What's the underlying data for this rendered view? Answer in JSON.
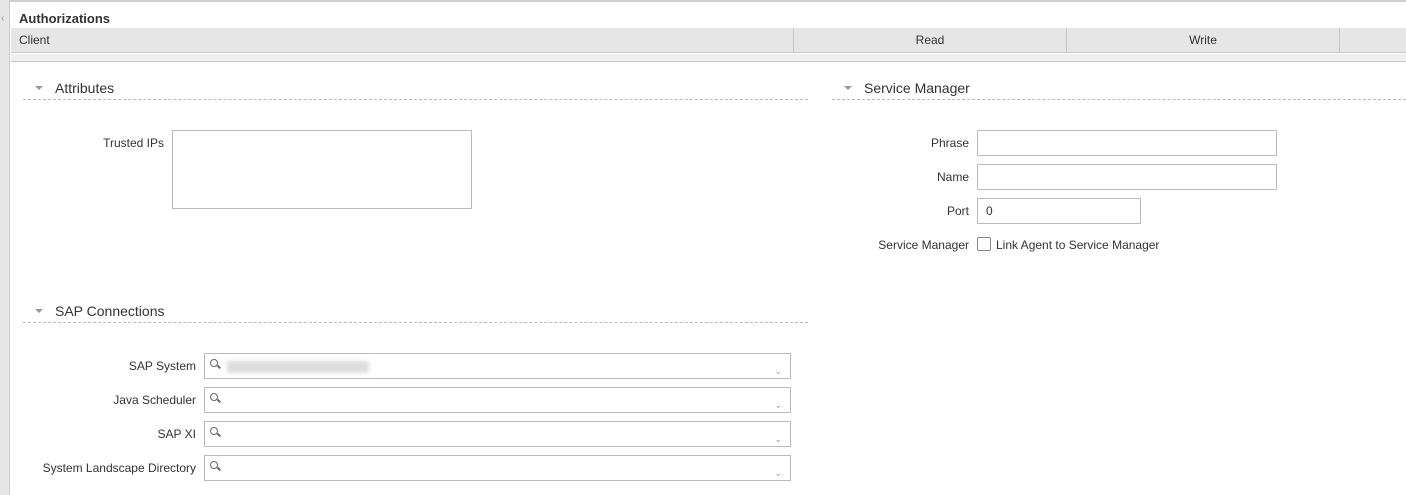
{
  "header": {
    "title": "Authorizations",
    "columns": [
      "Client",
      "Read",
      "Write"
    ]
  },
  "attributes": {
    "title": "Attributes",
    "trusted_ips_label": "Trusted IPs",
    "trusted_ips_value": ""
  },
  "service_manager": {
    "title": "Service Manager",
    "phrase_label": "Phrase",
    "phrase_value": "",
    "name_label": "Name",
    "name_value": "",
    "port_label": "Port",
    "port_value": "0",
    "sm_label": "Service Manager",
    "checkbox_label": "Link Agent to Service Manager",
    "checked": false
  },
  "sap": {
    "title": "SAP Connections",
    "fields": [
      {
        "label": "SAP System"
      },
      {
        "label": "Java Scheduler"
      },
      {
        "label": "SAP XI"
      },
      {
        "label": "System Landscape Directory"
      }
    ]
  },
  "icons": {
    "collapse": "chevron-left-icon",
    "search": "search-icon",
    "dropdown": "chevron-down-icon"
  }
}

==================================================

**Stated problem:** Reproduce every line precisely as given, omitting all pictures.

**Exercise solution:**
What's the underlying data for this rendered view? Answer in JSON.
{
  "header": {
    "title": "Authorizations",
    "columns": [
      "Client",
      "Read",
      "Write"
    ]
  },
  "attributes": {
    "title": "Attributes",
    "trusted_ips_label": "Trusted IPs",
    "trusted_ips_value": ""
  },
  "service_manager": {
    "title": "Service Manager",
    "phrase_label": "Phrase",
    "phrase_value": "",
    "name_label": "Name",
    "name_value": "",
    "port_label": "Port",
    "port_value": "0",
    "sm_label": "Service Manager",
    "checkbox_label": "Link Agent to Service Manager",
    "checked": false
  },
  "sap": {
    "title": "SAP Connections",
    "fields": [
      {
        "label": "SAP System"
      },
      {
        "label": "Java Scheduler"
      },
      {
        "label": "SAP XI"
      },
      {
        "label": "System Landscape Directory"
      }
    ]
  },
  "icons": {
    "collapse": "chevron-left-icon",
    "search": "search-icon",
    "dropdown": "chevron-down-icon"
  }
}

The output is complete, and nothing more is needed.